● **REQUIREMENT**: Word for word, repeat the entries, minus the pictures.
───── DATA PROVIDED ─────
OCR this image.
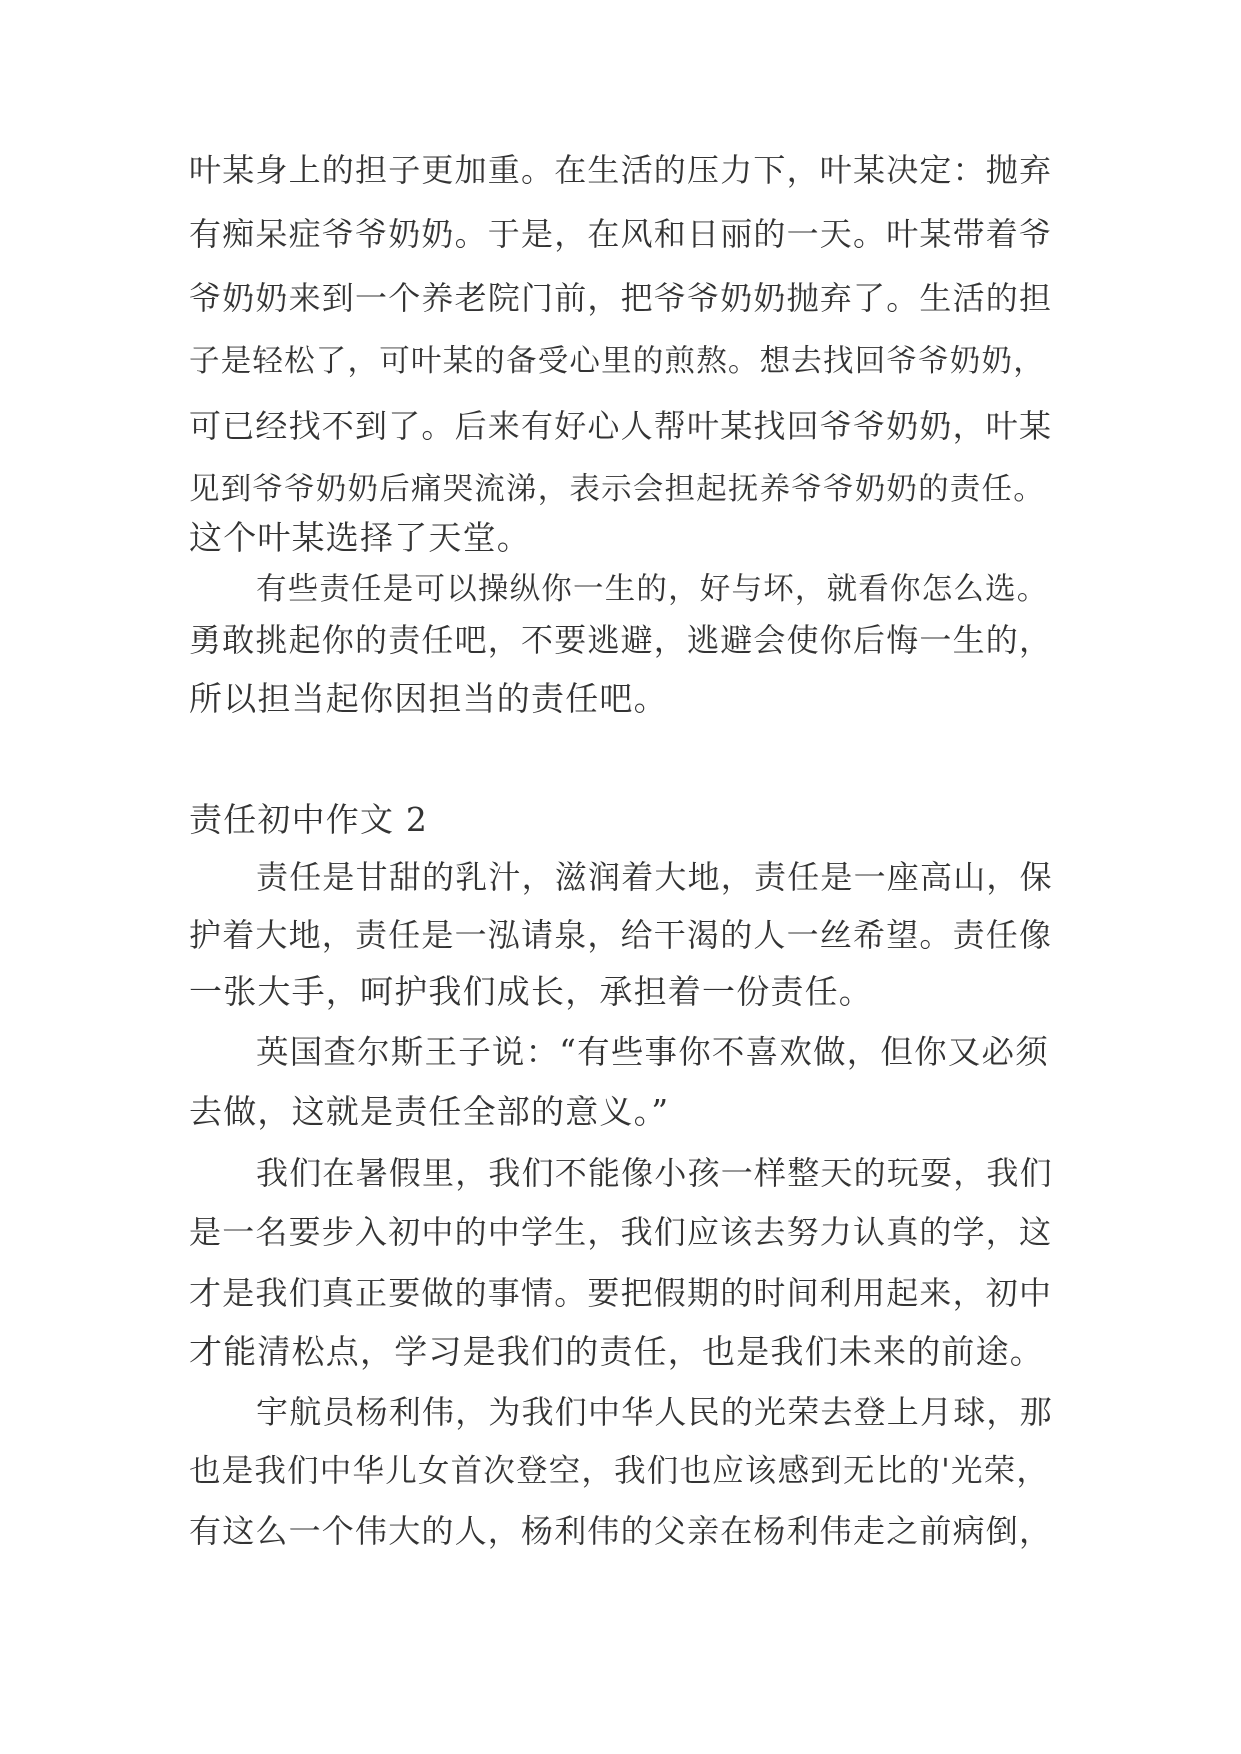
叶某身上的担子更加重。在生活的压力下，叶某决定：抛弃

有痴呆症爷爷奶奶。于是，在风和日丽的一天。叶某带着爷

爷奶奶来到一个养老院门前，把爷爷奶奶抛弃了。生活的担

子是轻松了，可叶某的备受心里的煎熬。想去找回爷爷奶奶，

可已经找不到了。后来有好心人帮叶某找回爷爷奶奶，叶某

见到爷爷奶奶后痛哭流涕，表示会担起抚养爷爷奶奶的责任。

这个叶某选择了天堂。

有些责任是可以操纵你一生的，好与坏，就看你怎么选。

勇敢挑起你的责任吧，不要逃避，逃避会使你后悔一生的，

所以担当起你因担当的责任吧。

责任初中作文 2

责任是甘甜的乳汁，滋润着大地，责任是一座高山，保

护着大地，责任是一泓请泉，给干渴的人一丝希望。责任像

一张大手，呵护我们成长，承担着一份责任。

英国查尔斯王子说：“有些事你不喜欢做，但你又必须

去做，这就是责任全部的意义。”

我们在暑假里，我们不能像小孩一样整天的玩耍，我们

是一名要步入初中的中学生，我们应该去努力认真的学，这

才是我们真正要做的事情。要把假期的时间利用起来，初中

才能清松点，学习是我们的责任，也是我们未来的前途。

宇航员杨利伟，为我们中华人民的光荣去登上月球，那

也是我们中华儿女首次登空，我们也应该感到无比的'光荣，

有这么一个伟大的人，杨利伟的父亲在杨利伟走之前病倒，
─────
● **CORRECT OUTPUT**:
OCR this image.
叶某身上的担子更加重。在生活的压力下，叶某决定：抛弃

有痴呆症爷爷奶奶。于是，在风和日丽的一天。叶某带着爷

爷奶奶来到一个养老院门前，把爷爷奶奶抛弃了。生活的担

子是轻松了，可叶某的备受心里的煎熬。想去找回爷爷奶奶，

可已经找不到了。后来有好心人帮叶某找回爷爷奶奶，叶某

见到爷爷奶奶后痛哭流涕，表示会担起抚养爷爷奶奶的责任。

这个叶某选择了天堂。

有些责任是可以操纵你一生的，好与坏，就看你怎么选。

勇敢挑起你的责任吧，不要逃避，逃避会使你后悔一生的，

所以担当起你因担当的责任吧。

责任初中作文 2

责任是甘甜的乳汁，滋润着大地，责任是一座高山，保

护着大地，责任是一泓请泉，给干渴的人一丝希望。责任像

一张大手，呵护我们成长，承担着一份责任。

英国查尔斯王子说：“有些事你不喜欢做，但你又必须

去做，这就是责任全部的意义。”

我们在暑假里，我们不能像小孩一样整天的玩耍，我们

是一名要步入初中的中学生，我们应该去努力认真的学，这

才是我们真正要做的事情。要把假期的时间利用起来，初中

才能清松点，学习是我们的责任，也是我们未来的前途。

宇航员杨利伟，为我们中华人民的光荣去登上月球，那

也是我们中华儿女首次登空，我们也应该感到无比的'光荣，

有这么一个伟大的人，杨利伟的父亲在杨利伟走之前病倒，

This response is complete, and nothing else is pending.